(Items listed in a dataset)

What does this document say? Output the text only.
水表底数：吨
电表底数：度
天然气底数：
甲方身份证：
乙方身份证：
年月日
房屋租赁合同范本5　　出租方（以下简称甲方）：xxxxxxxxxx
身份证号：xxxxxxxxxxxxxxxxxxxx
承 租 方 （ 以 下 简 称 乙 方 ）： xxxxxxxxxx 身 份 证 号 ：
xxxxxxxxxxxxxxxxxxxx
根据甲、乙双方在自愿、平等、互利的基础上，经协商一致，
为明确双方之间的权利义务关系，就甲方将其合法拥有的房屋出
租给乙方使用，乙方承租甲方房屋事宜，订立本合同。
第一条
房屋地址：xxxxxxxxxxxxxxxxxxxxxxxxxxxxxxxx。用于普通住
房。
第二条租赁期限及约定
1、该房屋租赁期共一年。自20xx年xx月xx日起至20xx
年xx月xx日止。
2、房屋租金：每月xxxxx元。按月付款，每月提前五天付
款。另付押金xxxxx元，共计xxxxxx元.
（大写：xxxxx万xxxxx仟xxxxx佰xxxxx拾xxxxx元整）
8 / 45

Task statement:
Repeat the records above exactly.

Exercise result:
What does this document say? Output the text only.
水表底数：吨
电表底数：度
天然气底数：
甲方身份证：
乙方身份证：
年月日
房屋租赁合同范本5　　出租方（以下简称甲方）：xxxxxxxxxx
身份证号：xxxxxxxxxxxxxxxxxxxx
承 租 方 （ 以 下 简 称 乙 方 ）： xxxxxxxxxx 身 份 证 号 ：
xxxxxxxxxxxxxxxxxxxx
根据甲、乙双方在自愿、平等、互利的基础上，经协商一致，
为明确双方之间的权利义务关系，就甲方将其合法拥有的房屋出
租给乙方使用，乙方承租甲方房屋事宜，订立本合同。
第一条
房屋地址：xxxxxxxxxxxxxxxxxxxxxxxxxxxxxxxx。用于普通住
房。
第二条租赁期限及约定
1、该房屋租赁期共一年。自20xx年xx月xx日起至20xx
年xx月xx日止。
2、房屋租金：每月xxxxx元。按月付款，每月提前五天付
款。另付押金xxxxx元，共计xxxxxx元.
（大写：xxxxx万xxxxx仟xxxxx佰xxxxx拾xxxxx元整）
8 / 45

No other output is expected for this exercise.